Stated task
Update the items from the start down through the line containing "gmail-favicon-icon — [826, 10, 835, 20]" by swapping "capture-app-icon" for "screen-capture-icon" and keeping everything else unchanged.

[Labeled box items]

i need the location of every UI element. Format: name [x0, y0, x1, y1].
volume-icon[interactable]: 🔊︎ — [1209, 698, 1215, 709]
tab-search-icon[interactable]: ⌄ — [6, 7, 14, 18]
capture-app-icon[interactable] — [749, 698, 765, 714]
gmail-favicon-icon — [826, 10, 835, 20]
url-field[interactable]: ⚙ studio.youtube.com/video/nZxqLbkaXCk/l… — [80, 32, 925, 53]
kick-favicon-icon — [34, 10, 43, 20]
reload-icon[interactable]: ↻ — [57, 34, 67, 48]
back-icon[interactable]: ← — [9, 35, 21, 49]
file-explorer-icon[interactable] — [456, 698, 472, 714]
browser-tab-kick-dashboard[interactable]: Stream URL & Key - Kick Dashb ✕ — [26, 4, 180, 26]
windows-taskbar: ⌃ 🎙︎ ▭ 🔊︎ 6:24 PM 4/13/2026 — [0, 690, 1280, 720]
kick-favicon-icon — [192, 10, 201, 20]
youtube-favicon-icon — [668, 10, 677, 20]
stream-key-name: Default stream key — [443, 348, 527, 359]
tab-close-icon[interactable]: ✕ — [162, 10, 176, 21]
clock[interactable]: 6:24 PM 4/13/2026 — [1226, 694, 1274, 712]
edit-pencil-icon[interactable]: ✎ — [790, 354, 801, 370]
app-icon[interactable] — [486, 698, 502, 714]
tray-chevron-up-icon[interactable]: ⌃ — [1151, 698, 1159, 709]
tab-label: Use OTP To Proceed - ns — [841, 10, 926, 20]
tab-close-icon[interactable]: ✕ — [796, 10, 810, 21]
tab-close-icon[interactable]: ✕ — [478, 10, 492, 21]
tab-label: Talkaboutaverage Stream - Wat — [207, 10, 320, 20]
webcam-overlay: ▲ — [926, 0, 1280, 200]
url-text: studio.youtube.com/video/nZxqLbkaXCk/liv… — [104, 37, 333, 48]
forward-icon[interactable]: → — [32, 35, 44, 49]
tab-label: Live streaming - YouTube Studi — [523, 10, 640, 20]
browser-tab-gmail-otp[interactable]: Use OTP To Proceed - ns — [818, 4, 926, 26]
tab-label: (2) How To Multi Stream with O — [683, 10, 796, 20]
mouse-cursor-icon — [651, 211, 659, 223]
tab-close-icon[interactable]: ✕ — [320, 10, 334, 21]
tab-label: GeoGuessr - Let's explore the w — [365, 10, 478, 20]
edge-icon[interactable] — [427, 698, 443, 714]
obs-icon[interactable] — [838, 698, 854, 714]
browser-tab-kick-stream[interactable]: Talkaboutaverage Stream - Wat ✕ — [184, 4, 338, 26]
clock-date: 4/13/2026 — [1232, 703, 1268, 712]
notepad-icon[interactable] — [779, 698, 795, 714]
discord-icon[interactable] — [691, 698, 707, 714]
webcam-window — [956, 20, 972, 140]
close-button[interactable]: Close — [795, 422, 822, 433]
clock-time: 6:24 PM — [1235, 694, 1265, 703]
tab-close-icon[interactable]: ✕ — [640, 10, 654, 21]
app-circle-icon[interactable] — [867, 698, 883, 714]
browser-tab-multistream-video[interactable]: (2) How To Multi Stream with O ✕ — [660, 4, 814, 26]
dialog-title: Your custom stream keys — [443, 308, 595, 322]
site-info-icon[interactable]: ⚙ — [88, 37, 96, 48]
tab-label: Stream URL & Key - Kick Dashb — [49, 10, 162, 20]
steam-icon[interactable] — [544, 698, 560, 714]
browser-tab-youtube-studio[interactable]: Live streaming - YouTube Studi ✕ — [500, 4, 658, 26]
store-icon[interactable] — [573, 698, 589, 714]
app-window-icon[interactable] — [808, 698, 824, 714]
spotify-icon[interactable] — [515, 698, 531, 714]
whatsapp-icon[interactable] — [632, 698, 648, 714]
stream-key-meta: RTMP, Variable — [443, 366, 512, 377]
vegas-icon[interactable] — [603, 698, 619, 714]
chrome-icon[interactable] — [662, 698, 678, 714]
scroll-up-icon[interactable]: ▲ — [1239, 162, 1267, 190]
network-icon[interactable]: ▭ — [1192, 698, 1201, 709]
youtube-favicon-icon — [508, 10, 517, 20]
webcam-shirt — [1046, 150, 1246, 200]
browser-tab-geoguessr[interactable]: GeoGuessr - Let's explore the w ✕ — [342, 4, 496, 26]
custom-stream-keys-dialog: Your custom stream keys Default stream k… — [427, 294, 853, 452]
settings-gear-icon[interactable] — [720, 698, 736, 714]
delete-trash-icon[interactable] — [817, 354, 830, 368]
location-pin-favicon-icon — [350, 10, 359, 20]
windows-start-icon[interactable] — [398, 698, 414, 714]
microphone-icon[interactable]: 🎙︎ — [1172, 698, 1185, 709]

Solution to this problem
i need the location of every UI element. Format: name [x0, y0, x1, y1].
volume-icon[interactable]: 🔊︎ — [1209, 698, 1215, 709]
tab-search-icon[interactable]: ⌄ — [6, 7, 14, 18]
screen-capture-icon[interactable] — [749, 698, 765, 714]
gmail-favicon-icon — [826, 10, 835, 20]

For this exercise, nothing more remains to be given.